:: Written exercise ::
Transcribe each line of the items below without any change, and leave the pictures out of your answer.

Collected data:
______________________________

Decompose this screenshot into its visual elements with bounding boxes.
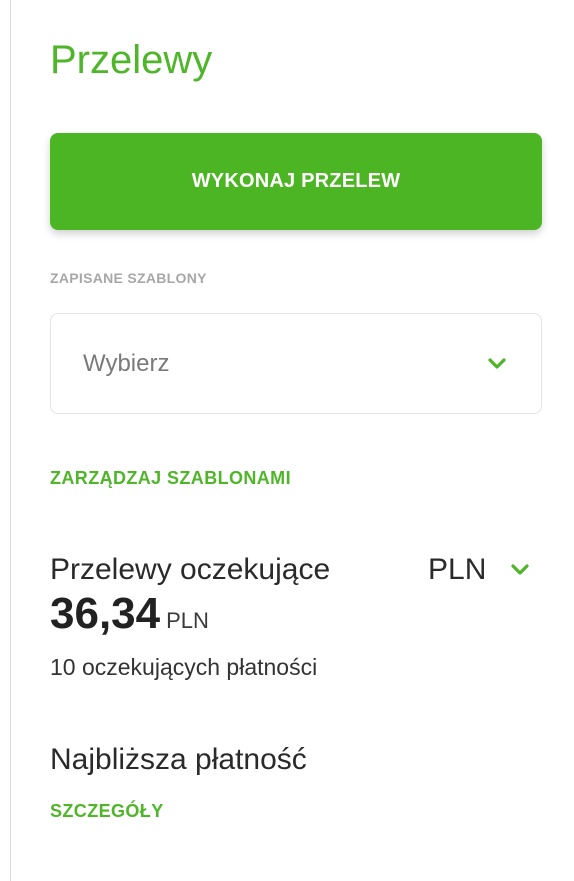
make-transfer-button[interactable]: WYKONAJ PRZELEW (50, 133, 542, 230)
pending-amount-currency: PLN (166, 608, 209, 633)
page-title: Przelewy (50, 38, 213, 82)
manage-templates-link[interactable]: ZARZĄDZAJ SZABLONAMI (50, 468, 291, 489)
template-select[interactable]: Wybierz (50, 313, 542, 414)
saved-templates-label: ZAPISANE SZABLONY (50, 270, 207, 286)
chevron-down-icon (488, 358, 506, 369)
currency-selector-value: PLN (428, 553, 487, 586)
pending-payments-count: 10 oczekujących płatności (50, 654, 318, 680)
pending-transfers-label: Przelewy oczekujące (50, 553, 331, 586)
details-link[interactable]: SZCZEGÓŁY (50, 801, 164, 822)
template-select-value: Wybierz (83, 350, 170, 377)
panel-divider (10, 0, 11, 881)
transfers-panel: Przelewy WYKONAJ PRZELEW ZAPISANE SZABLO… (0, 0, 574, 881)
pending-amount-value: 36,34 (50, 589, 161, 638)
pending-amount: 36,34 PLN (50, 588, 209, 640)
currency-selector[interactable]: PLN (428, 552, 538, 588)
chevron-down-icon (511, 564, 529, 575)
next-payment-label: Najbliższa płatność (50, 743, 307, 776)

______________________________

:: Exercise answer ::
Decompose this screenshot into its visual elements with bounding boxes.
make-transfer-button[interactable]: WYKONAJ PRZELEW (50, 133, 542, 230)
pending-amount-currency: PLN (166, 608, 209, 633)
page-title: Przelewy (50, 38, 213, 82)
manage-templates-link[interactable]: ZARZĄDZAJ SZABLONAMI (50, 468, 291, 489)
template-select[interactable]: Wybierz (50, 313, 542, 414)
saved-templates-label: ZAPISANE SZABLONY (50, 270, 207, 286)
chevron-down-icon (488, 358, 506, 369)
currency-selector-value: PLN (428, 553, 487, 586)
pending-payments-count: 10 oczekujących płatności (50, 654, 318, 680)
pending-transfers-label: Przelewy oczekujące (50, 553, 331, 586)
details-link[interactable]: SZCZEGÓŁY (50, 801, 164, 822)
template-select-value: Wybierz (83, 350, 170, 377)
panel-divider (10, 0, 11, 881)
transfers-panel: Przelewy WYKONAJ PRZELEW ZAPISANE SZABLO… (0, 0, 574, 881)
pending-amount-value: 36,34 (50, 589, 161, 638)
pending-amount: 36,34 PLN (50, 588, 209, 640)
currency-selector[interactable]: PLN (428, 552, 538, 588)
chevron-down-icon (511, 564, 529, 575)
next-payment-label: Najbliższa płatność (50, 743, 307, 776)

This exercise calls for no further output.